TASK INPUTS:
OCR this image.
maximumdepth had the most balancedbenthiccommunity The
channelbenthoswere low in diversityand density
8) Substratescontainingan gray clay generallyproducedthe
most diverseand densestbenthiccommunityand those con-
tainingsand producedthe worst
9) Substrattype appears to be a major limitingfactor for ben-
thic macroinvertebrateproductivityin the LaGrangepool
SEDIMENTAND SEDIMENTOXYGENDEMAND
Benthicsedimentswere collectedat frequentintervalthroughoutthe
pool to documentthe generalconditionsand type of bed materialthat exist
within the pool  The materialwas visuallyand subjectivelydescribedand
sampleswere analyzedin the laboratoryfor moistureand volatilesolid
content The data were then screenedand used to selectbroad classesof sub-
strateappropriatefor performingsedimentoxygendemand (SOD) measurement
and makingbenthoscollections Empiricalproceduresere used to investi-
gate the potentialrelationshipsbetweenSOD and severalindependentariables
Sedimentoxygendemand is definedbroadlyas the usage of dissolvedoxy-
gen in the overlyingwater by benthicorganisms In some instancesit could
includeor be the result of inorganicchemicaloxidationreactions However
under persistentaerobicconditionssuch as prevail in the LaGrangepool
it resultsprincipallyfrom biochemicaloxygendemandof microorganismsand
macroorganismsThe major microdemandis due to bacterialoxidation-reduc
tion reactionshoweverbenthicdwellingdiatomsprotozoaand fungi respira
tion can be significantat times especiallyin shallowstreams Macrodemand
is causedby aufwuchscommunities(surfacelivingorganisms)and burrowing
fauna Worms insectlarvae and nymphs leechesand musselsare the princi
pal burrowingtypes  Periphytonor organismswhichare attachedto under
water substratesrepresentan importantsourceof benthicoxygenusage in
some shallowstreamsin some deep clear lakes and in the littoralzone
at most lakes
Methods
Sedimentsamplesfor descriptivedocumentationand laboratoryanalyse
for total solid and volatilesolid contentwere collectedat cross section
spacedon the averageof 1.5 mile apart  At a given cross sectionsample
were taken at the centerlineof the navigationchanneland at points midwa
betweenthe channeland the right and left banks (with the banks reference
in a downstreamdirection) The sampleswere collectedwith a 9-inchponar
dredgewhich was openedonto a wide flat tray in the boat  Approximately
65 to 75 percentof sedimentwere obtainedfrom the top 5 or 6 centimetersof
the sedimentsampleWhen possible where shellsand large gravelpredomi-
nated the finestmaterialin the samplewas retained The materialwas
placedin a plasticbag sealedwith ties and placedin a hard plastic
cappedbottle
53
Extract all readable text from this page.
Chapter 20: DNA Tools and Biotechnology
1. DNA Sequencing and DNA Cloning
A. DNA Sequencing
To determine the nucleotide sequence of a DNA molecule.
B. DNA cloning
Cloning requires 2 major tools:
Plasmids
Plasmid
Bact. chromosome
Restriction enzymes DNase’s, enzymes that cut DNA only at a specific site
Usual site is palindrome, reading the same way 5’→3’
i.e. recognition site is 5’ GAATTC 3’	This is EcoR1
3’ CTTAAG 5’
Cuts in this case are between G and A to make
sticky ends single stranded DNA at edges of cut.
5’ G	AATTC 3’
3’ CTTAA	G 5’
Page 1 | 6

YOUR ASSIGNMENT: Which lines of the records contain "site"? Show each of them.

ANSWER TO THIS TASK:
Restriction enzymes DNase’s, enzymes that cut DNA only at a specific site
Usual site is palindrome, reading the same way 5’→3’
i.e. recognition site is 5’ GAATTC 3’	This is EcoR1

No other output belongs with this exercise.